START Supplied material

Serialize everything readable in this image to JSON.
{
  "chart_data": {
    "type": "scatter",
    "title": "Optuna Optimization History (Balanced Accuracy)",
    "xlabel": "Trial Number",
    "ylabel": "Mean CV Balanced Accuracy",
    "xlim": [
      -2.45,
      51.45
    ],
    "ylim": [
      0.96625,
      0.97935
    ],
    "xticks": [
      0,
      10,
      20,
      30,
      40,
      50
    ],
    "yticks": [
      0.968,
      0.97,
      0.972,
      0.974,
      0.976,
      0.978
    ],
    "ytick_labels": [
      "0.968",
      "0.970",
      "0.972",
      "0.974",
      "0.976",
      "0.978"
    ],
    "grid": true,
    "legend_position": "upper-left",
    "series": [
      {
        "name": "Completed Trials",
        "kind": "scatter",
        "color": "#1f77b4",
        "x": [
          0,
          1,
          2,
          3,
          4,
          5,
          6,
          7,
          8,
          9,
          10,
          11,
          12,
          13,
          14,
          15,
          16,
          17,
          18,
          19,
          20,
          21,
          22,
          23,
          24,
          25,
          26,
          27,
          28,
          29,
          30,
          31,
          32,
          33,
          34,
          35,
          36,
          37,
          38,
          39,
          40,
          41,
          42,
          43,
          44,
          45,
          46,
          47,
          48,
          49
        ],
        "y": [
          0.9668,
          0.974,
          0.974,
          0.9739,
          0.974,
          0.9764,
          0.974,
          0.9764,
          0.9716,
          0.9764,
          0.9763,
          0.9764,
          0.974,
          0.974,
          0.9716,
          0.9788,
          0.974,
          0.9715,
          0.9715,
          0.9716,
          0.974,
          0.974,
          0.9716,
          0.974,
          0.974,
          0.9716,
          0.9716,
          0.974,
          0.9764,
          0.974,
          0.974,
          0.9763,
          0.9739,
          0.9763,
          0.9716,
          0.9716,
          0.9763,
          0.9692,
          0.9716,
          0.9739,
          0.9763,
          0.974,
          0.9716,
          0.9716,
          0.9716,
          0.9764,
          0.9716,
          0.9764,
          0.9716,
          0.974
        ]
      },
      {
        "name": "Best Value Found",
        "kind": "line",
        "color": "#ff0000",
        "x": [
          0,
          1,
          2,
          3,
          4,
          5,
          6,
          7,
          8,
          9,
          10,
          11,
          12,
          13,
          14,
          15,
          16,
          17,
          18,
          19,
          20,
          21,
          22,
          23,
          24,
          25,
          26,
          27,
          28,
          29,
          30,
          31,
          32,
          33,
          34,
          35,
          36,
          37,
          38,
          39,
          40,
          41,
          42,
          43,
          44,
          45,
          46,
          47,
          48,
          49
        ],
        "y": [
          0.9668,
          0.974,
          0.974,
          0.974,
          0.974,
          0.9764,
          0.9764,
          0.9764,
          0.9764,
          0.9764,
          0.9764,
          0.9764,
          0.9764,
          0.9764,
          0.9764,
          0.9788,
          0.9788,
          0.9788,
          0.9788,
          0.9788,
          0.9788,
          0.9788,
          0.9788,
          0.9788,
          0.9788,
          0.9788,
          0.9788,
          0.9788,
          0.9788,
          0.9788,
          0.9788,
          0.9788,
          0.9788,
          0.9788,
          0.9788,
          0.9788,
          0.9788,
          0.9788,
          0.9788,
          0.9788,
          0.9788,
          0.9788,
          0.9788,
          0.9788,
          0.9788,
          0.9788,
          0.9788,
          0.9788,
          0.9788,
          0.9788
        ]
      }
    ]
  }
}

END Supplied material

Work instructions:
Retype every record above exactly as it appears.

Reply:
Serialize everything readable in this image to JSON.
{
  "chart_data": {
    "type": "scatter",
    "title": "Optuna Optimization History (Balanced Accuracy)",
    "xlabel": "Trial Number",
    "ylabel": "Mean CV Balanced Accuracy",
    "xlim": [
      -2.45,
      51.45
    ],
    "ylim": [
      0.96625,
      0.97935
    ],
    "xticks": [
      0,
      10,
      20,
      30,
      40,
      50
    ],
    "yticks": [
      0.968,
      0.97,
      0.972,
      0.974,
      0.976,
      0.978
    ],
    "ytick_labels": [
      "0.968",
      "0.970",
      "0.972",
      "0.974",
      "0.976",
      "0.978"
    ],
    "grid": true,
    "legend_position": "upper-left",
    "series": [
      {
        "name": "Completed Trials",
        "kind": "scatter",
        "color": "#1f77b4",
        "x": [
          0,
          1,
          2,
          3,
          4,
          5,
          6,
          7,
          8,
          9,
          10,
          11,
          12,
          13,
          14,
          15,
          16,
          17,
          18,
          19,
          20,
          21,
          22,
          23,
          24,
          25,
          26,
          27,
          28,
          29,
          30,
          31,
          32,
          33,
          34,
          35,
          36,
          37,
          38,
          39,
          40,
          41,
          42,
          43,
          44,
          45,
          46,
          47,
          48,
          49
        ],
        "y": [
          0.9668,
          0.974,
          0.974,
          0.9739,
          0.974,
          0.9764,
          0.974,
          0.9764,
          0.9716,
          0.9764,
          0.9763,
          0.9764,
          0.974,
          0.974,
          0.9716,
          0.9788,
          0.974,
          0.9715,
          0.9715,
          0.9716,
          0.974,
          0.974,
          0.9716,
          0.974,
          0.974,
          0.9716,
          0.9716,
          0.974,
          0.9764,
          0.974,
          0.974,
          0.9763,
          0.9739,
          0.9763,
          0.9716,
          0.9716,
          0.9763,
          0.9692,
          0.9716,
          0.9739,
          0.9763,
          0.974,
          0.9716,
          0.9716,
          0.9716,
          0.9764,
          0.9716,
          0.9764,
          0.9716,
          0.974
        ]
      },
      {
        "name": "Best Value Found",
        "kind": "line",
        "color": "#ff0000",
        "x": [
          0,
          1,
          2,
          3,
          4,
          5,
          6,
          7,
          8,
          9,
          10,
          11,
          12,
          13,
          14,
          15,
          16,
          17,
          18,
          19,
          20,
          21,
          22,
          23,
          24,
          25,
          26,
          27,
          28,
          29,
          30,
          31,
          32,
          33,
          34,
          35,
          36,
          37,
          38,
          39,
          40,
          41,
          42,
          43,
          44,
          45,
          46,
          47,
          48,
          49
        ],
        "y": [
          0.9668,
          0.974,
          0.974,
          0.974,
          0.974,
          0.9764,
          0.9764,
          0.9764,
          0.9764,
          0.9764,
          0.9764,
          0.9764,
          0.9764,
          0.9764,
          0.9764,
          0.9788,
          0.9788,
          0.9788,
          0.9788,
          0.9788,
          0.9788,
          0.9788,
          0.9788,
          0.9788,
          0.9788,
          0.9788,
          0.9788,
          0.9788,
          0.9788,
          0.9788,
          0.9788,
          0.9788,
          0.9788,
          0.9788,
          0.9788,
          0.9788,
          0.9788,
          0.9788,
          0.9788,
          0.9788,
          0.9788,
          0.9788,
          0.9788,
          0.9788,
          0.9788,
          0.9788,
          0.9788,
          0.9788,
          0.9788,
          0.9788
        ]
      }
    ]
  }
}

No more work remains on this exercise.